[Rows from a figure dataset]
**********
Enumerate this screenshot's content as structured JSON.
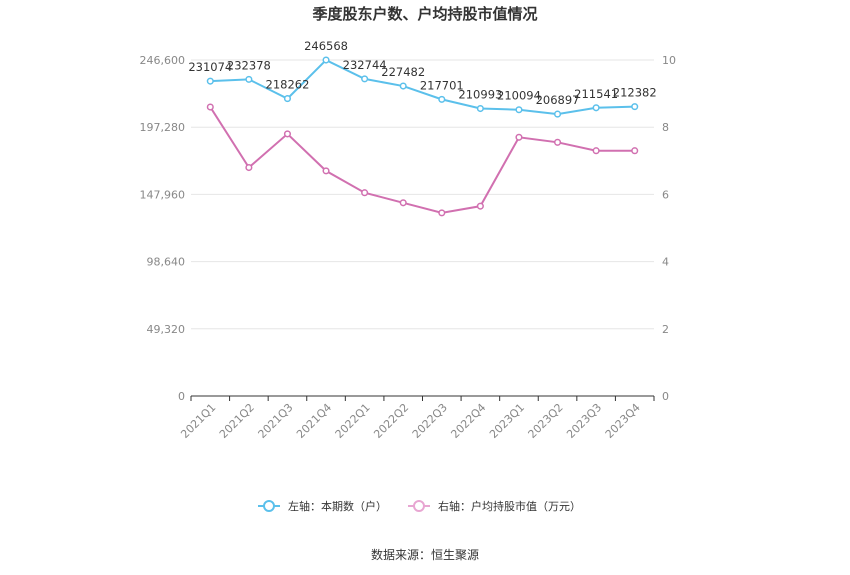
{
  "chart_data": {
    "type": "line",
    "title": "季度股东户数、户均持股市值情况",
    "categories": [
      "2021Q1",
      "2021Q2",
      "2021Q3",
      "2021Q4",
      "2022Q1",
      "2022Q2",
      "2022Q3",
      "2022Q4",
      "2023Q1",
      "2023Q2",
      "2023Q3",
      "2023Q4"
    ],
    "left_axis": {
      "min": 0,
      "max": 246600,
      "ticks": [
        "0",
        "49,320",
        "98,640",
        "147,960",
        "197,280",
        "246,600"
      ]
    },
    "right_axis": {
      "min": 0,
      "max": 10,
      "ticks": [
        "0",
        "2",
        "4",
        "6",
        "8",
        "10"
      ]
    },
    "series": [
      {
        "name": "左轴：本期数（户）",
        "axis": "left",
        "color": "#5bc0eb",
        "values": [
          231074,
          232378,
          218262,
          246568,
          232744,
          227482,
          217701,
          210993,
          210094,
          206897,
          211541,
          212382
        ],
        "labels": [
          "231074",
          "232378",
          "218262",
          "246568",
          "232744",
          "227482",
          "217701",
          "210993",
          "210094",
          "206897",
          "211541",
          "212382"
        ]
      },
      {
        "name": "右轴：户均持股市值（万元）",
        "axis": "right",
        "color": "#d170b0",
        "values": [
          8.6,
          6.8,
          7.8,
          6.7,
          6.05,
          5.75,
          5.45,
          5.65,
          7.7,
          7.55,
          7.3,
          7.3
        ]
      }
    ],
    "grid": true,
    "legend_position": "bottom"
  },
  "source": "数据来源：恒生聚源"
}
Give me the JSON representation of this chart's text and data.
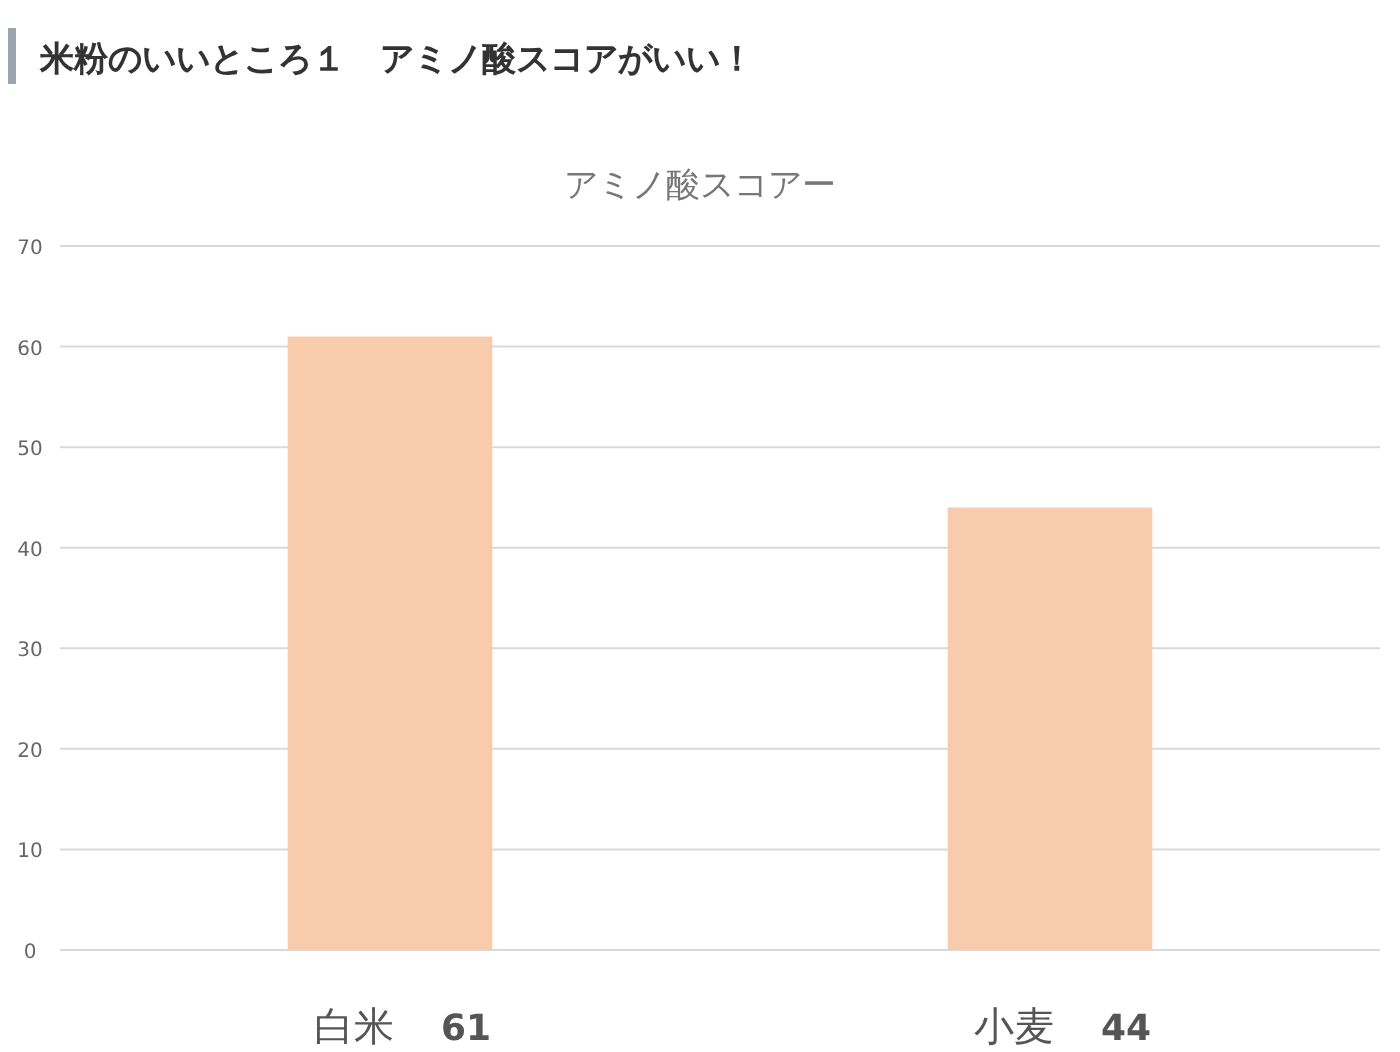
**********
#### What is asked
Repeat the material above in full and unchanged, minus its images.

#### Task solution
Enumerate this screenshot's content as structured JSON.
{
  "chart_data": {
    "type": "line",
    "title": "季度股东户数、户均持股市值情况",
    "categories": [
      "2021Q1",
      "2021Q2",
      "2021Q3",
      "2021Q4",
      "2022Q1",
      "2022Q2",
      "2022Q3",
      "2022Q4",
      "2023Q1",
      "2023Q2",
      "2023Q3",
      "2023Q4"
    ],
    "left_axis": {
      "min": 0,
      "max": 246600,
      "ticks": [
        "0",
        "49,320",
        "98,640",
        "147,960",
        "197,280",
        "246,600"
      ]
    },
    "right_axis": {
      "min": 0,
      "max": 10,
      "ticks": [
        "0",
        "2",
        "4",
        "6",
        "8",
        "10"
      ]
    },
    "series": [
      {
        "name": "左轴：本期数（户）",
        "axis": "left",
        "color": "#5bc0eb",
        "values": [
          231074,
          232378,
          218262,
          246568,
          232744,
          227482,
          217701,
          210993,
          210094,
          206897,
          211541,
          212382
        ],
        "labels": [
          "231074",
          "232378",
          "218262",
          "246568",
          "232744",
          "227482",
          "217701",
          "210993",
          "210094",
          "206897",
          "211541",
          "212382"
        ]
      },
      {
        "name": "右轴：户均持股市值（万元）",
        "axis": "right",
        "color": "#d170b0",
        "values": [
          8.6,
          6.8,
          7.8,
          6.7,
          6.05,
          5.75,
          5.45,
          5.65,
          7.7,
          7.55,
          7.3,
          7.3
        ]
      }
    ],
    "grid": true,
    "legend_position": "bottom"
  },
  "source": "数据来源：恒生聚源"
}
Give me the JSON representation of this chart's text and data.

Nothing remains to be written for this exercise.